>> BEGIN THE RECORDS

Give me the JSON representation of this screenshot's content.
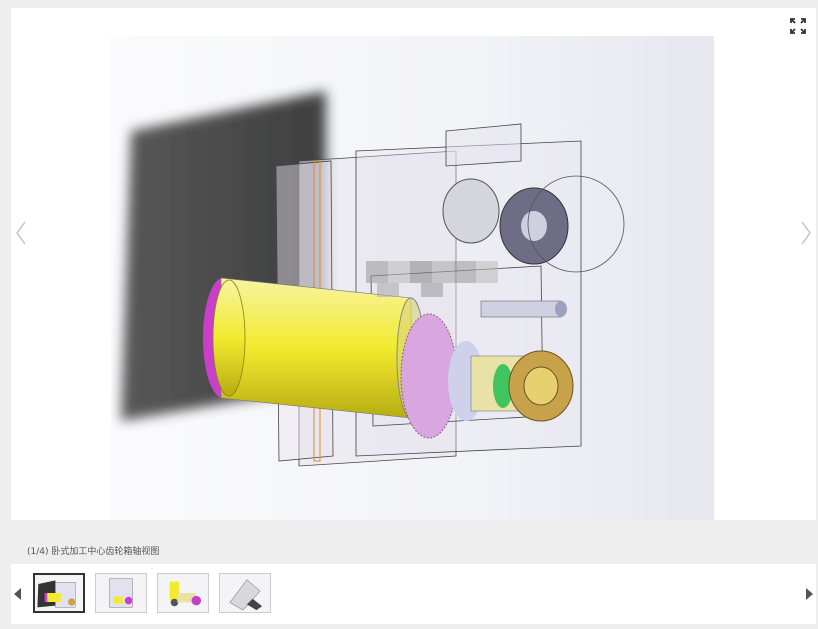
{
  "viewer": {
    "caption": "(1/4) 卧式加工中心齿轮箱轴视图",
    "fullscreen_icon": "fullscreen-icon",
    "prev_icon": "chevron-left-icon",
    "next_icon": "chevron-right-icon"
  },
  "thumbnails": [
    {
      "name": "thumbnail-1",
      "active": true
    },
    {
      "name": "thumbnail-2",
      "active": false
    },
    {
      "name": "thumbnail-3",
      "active": false
    },
    {
      "name": "thumbnail-4",
      "active": false
    }
  ],
  "colors": {
    "accent_yellow": "#f2ea2e",
    "accent_magenta": "#d23bd2",
    "accent_green": "#39c25a",
    "shadow": "#3a3a3a"
  }
}
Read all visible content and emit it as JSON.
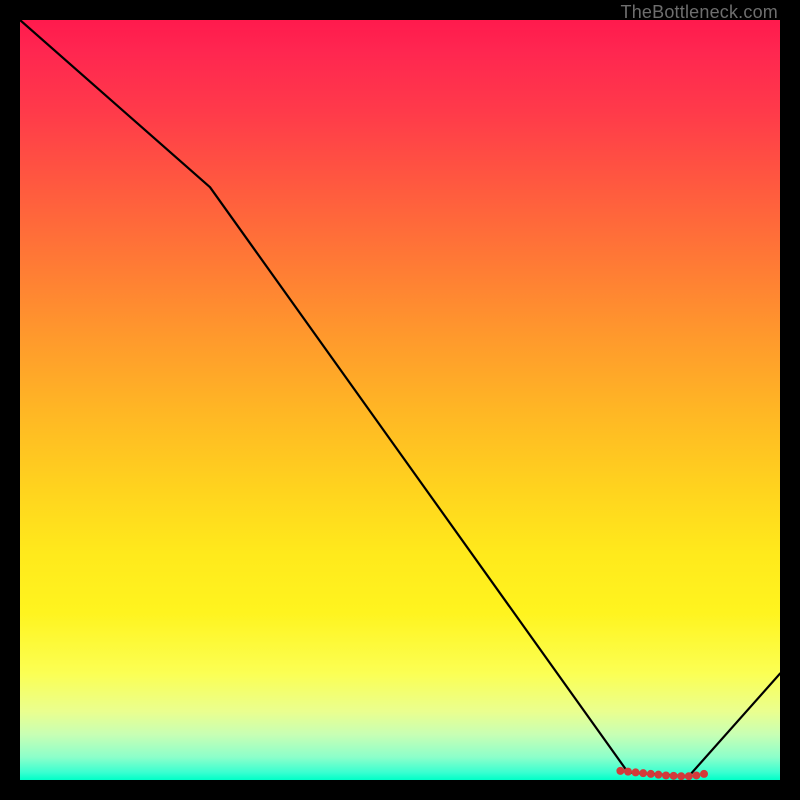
{
  "watermark": "TheBottleneck.com",
  "chart_data": {
    "type": "line",
    "title": "",
    "xlabel": "",
    "ylabel": "",
    "xlim": [
      0,
      100
    ],
    "ylim": [
      0,
      100
    ],
    "grid": false,
    "series": [
      {
        "name": "curve",
        "x": [
          0,
          25,
          80,
          88,
          100
        ],
        "values": [
          100,
          78,
          1,
          0.5,
          14
        ]
      }
    ],
    "markers": {
      "name": "points",
      "x": [
        79,
        80,
        81,
        82,
        83,
        84,
        85,
        86,
        87,
        88,
        89,
        90
      ],
      "values": [
        1.2,
        1.1,
        1.0,
        0.9,
        0.8,
        0.7,
        0.6,
        0.55,
        0.5,
        0.5,
        0.6,
        0.8
      ],
      "color": "#d33a3a",
      "radius": 4
    }
  }
}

>> END THE RECORDS

• _WHAT YOU HAVE TO DO_: Repeat the listing above exactly, with no pictures.

• _TASK ANSWER_:
Give me the JSON representation of this screenshot's content.
{
  "viewer": {
    "caption": "(1/4) 卧式加工中心齿轮箱轴视图",
    "fullscreen_icon": "fullscreen-icon",
    "prev_icon": "chevron-left-icon",
    "next_icon": "chevron-right-icon"
  },
  "thumbnails": [
    {
      "name": "thumbnail-1",
      "active": true
    },
    {
      "name": "thumbnail-2",
      "active": false
    },
    {
      "name": "thumbnail-3",
      "active": false
    },
    {
      "name": "thumbnail-4",
      "active": false
    }
  ],
  "colors": {
    "accent_yellow": "#f2ea2e",
    "accent_magenta": "#d23bd2",
    "accent_green": "#39c25a",
    "shadow": "#3a3a3a"
  }
}
Read all visible content and emit it as JSON.
{
  "watermark": "TheBottleneck.com",
  "chart_data": {
    "type": "line",
    "title": "",
    "xlabel": "",
    "ylabel": "",
    "xlim": [
      0,
      100
    ],
    "ylim": [
      0,
      100
    ],
    "grid": false,
    "series": [
      {
        "name": "curve",
        "x": [
          0,
          25,
          80,
          88,
          100
        ],
        "values": [
          100,
          78,
          1,
          0.5,
          14
        ]
      }
    ],
    "markers": {
      "name": "points",
      "x": [
        79,
        80,
        81,
        82,
        83,
        84,
        85,
        86,
        87,
        88,
        89,
        90
      ],
      "values": [
        1.2,
        1.1,
        1.0,
        0.9,
        0.8,
        0.7,
        0.6,
        0.55,
        0.5,
        0.5,
        0.6,
        0.8
      ],
      "color": "#d33a3a",
      "radius": 4
    }
  }
}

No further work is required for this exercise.